TASK DETAILS → Search the records for the word "down" and pick out every line that has it.

INFORMATION GIVEN →
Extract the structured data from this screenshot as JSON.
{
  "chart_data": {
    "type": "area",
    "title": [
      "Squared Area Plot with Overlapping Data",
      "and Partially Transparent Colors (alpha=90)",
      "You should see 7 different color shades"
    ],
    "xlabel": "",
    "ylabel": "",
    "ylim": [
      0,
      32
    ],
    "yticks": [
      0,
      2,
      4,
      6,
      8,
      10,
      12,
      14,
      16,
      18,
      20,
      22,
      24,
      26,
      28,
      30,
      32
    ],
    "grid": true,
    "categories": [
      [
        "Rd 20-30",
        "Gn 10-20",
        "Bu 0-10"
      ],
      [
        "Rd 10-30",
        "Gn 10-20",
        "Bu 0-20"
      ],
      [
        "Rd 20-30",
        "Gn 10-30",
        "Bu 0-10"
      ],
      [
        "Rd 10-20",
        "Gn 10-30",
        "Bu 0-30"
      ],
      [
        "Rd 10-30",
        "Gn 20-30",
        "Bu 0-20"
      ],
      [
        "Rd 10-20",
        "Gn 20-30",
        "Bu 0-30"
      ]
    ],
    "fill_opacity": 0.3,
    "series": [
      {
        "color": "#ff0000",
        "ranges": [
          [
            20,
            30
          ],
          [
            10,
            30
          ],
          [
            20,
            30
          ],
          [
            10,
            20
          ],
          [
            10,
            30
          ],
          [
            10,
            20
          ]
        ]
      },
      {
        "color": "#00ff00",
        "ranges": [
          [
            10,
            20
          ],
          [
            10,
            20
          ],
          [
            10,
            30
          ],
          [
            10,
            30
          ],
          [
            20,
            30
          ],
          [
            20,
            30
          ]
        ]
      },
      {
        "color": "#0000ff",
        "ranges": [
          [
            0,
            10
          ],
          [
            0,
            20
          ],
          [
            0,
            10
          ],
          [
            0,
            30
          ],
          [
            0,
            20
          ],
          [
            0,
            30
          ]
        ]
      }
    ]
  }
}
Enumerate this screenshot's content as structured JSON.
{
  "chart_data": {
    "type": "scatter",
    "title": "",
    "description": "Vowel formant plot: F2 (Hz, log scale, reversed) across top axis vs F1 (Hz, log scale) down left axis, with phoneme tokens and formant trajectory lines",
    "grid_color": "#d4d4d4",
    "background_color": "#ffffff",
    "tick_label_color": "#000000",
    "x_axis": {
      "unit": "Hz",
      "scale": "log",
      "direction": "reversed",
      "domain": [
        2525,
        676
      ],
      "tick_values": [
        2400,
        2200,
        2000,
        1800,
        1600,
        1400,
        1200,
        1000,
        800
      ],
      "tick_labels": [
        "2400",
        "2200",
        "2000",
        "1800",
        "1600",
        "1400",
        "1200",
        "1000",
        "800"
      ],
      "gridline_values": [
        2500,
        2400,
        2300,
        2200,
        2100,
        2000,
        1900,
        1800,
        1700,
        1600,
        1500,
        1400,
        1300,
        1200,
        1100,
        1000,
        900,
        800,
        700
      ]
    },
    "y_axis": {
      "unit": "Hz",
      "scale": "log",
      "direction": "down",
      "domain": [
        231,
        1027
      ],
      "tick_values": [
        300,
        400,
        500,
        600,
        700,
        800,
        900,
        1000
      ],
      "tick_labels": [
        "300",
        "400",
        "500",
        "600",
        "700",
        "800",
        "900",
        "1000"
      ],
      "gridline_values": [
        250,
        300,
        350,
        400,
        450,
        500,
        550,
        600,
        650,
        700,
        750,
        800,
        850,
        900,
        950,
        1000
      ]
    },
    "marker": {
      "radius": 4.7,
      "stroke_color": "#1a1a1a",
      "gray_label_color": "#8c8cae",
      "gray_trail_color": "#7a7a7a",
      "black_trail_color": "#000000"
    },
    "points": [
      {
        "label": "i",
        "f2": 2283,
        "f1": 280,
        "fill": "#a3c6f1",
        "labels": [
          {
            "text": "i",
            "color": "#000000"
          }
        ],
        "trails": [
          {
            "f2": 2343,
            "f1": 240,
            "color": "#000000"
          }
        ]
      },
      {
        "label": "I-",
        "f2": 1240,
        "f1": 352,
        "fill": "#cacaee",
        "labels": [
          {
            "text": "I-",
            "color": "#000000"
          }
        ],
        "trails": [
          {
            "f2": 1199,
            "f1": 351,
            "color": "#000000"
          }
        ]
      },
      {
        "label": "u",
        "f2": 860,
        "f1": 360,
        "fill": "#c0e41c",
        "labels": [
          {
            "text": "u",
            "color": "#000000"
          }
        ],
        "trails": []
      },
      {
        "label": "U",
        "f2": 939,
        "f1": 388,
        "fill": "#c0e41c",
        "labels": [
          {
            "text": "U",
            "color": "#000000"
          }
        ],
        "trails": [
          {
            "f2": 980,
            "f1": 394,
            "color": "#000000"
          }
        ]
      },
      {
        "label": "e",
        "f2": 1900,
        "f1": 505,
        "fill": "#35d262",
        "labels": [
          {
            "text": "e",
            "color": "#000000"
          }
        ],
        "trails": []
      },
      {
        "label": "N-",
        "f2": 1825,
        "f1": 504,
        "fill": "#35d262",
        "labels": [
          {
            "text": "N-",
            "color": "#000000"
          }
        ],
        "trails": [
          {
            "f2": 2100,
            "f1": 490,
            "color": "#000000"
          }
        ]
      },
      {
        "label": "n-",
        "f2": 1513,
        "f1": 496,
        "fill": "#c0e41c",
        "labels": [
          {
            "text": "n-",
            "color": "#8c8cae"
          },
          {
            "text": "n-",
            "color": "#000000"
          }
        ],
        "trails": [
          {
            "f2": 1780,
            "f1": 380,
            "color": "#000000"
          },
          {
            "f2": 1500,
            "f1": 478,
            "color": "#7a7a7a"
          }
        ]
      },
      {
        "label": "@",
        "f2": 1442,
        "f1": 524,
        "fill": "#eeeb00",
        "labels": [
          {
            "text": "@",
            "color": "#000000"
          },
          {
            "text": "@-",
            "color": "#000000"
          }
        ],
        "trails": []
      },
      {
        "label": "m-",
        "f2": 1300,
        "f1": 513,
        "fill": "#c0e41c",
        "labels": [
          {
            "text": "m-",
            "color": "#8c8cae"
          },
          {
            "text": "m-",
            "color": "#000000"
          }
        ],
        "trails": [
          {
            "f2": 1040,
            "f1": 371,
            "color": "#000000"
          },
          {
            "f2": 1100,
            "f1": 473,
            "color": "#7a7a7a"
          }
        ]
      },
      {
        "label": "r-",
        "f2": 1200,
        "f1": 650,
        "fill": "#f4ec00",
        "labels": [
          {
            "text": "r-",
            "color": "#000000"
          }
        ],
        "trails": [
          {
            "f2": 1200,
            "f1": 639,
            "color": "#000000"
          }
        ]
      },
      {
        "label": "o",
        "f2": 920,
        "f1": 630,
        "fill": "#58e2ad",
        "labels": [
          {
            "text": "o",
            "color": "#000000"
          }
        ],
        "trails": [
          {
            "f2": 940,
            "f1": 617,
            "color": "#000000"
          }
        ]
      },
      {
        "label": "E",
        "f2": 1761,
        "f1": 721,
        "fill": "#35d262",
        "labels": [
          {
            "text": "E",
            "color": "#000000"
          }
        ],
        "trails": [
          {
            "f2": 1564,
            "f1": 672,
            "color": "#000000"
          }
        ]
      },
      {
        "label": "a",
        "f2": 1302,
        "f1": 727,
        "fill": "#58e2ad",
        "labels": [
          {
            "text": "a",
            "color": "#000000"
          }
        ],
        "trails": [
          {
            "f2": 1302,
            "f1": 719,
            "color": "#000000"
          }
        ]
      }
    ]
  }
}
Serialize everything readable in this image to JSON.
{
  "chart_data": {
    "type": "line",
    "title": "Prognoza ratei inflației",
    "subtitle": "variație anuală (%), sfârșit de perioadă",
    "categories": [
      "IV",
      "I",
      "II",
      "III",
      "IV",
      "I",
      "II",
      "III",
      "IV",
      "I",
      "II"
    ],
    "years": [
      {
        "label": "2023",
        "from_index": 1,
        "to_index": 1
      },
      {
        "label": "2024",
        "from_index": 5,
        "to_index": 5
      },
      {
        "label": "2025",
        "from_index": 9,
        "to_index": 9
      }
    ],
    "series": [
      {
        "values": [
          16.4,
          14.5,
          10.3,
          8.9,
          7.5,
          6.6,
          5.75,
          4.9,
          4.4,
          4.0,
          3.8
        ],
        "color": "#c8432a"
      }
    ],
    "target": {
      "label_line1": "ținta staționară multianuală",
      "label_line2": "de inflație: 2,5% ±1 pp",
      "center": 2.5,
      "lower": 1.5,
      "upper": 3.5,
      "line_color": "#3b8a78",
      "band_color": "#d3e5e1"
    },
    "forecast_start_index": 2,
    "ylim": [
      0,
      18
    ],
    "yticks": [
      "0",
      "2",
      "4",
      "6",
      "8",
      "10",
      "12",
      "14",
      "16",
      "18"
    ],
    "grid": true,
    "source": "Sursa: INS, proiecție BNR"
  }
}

COMPLETED EXERCISE →
    "description": "Vowel formant plot: F2 (Hz, log scale, reversed) across top axis vs F1 (Hz, log scale) down left axis, with phoneme tokens and formant trajectory lines",
      "direction": "down",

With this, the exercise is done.